Reproduce the data exactly.

§ **EXERCISE INPUTS**:
---

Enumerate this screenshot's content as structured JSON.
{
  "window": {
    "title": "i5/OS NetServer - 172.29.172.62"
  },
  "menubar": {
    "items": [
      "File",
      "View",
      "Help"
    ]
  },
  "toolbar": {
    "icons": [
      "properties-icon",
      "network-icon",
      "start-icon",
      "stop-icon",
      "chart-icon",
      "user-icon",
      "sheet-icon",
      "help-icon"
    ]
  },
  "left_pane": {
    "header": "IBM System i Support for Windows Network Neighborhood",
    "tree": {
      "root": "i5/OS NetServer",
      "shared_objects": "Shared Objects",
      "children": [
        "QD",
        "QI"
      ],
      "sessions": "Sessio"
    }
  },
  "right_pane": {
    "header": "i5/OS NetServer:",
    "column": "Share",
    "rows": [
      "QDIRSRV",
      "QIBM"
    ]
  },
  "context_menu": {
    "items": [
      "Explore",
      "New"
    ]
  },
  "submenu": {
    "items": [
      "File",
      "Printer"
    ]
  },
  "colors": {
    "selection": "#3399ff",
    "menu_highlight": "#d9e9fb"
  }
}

---

§ **OUTPUT OF THE EXERCISE**:
Enumerate this screenshot's content as structured JSON.
{
  "window": {
    "title": "i5/OS NetServer - 172.29.172.62"
  },
  "menubar": {
    "items": [
      "File",
      "View",
      "Help"
    ]
  },
  "toolbar": {
    "icons": [
      "properties-icon",
      "network-icon",
      "start-icon",
      "stop-icon",
      "chart-icon",
      "user-icon",
      "sheet-icon",
      "help-icon"
    ]
  },
  "left_pane": {
    "header": "IBM System i Support for Windows Network Neighborhood",
    "tree": {
      "root": "i5/OS NetServer",
      "shared_objects": "Shared Objects",
      "children": [
        "QD",
        "QI"
      ],
      "sessions": "Sessio"
    }
  },
  "right_pane": {
    "header": "i5/OS NetServer:",
    "column": "Share",
    "rows": [
      "QDIRSRV",
      "QIBM"
    ]
  },
  "context_menu": {
    "items": [
      "Explore",
      "New"
    ]
  },
  "submenu": {
    "items": [
      "File",
      "Printer"
    ]
  },
  "colors": {
    "selection": "#3399ff",
    "menu_highlight": "#d9e9fb"
  }
}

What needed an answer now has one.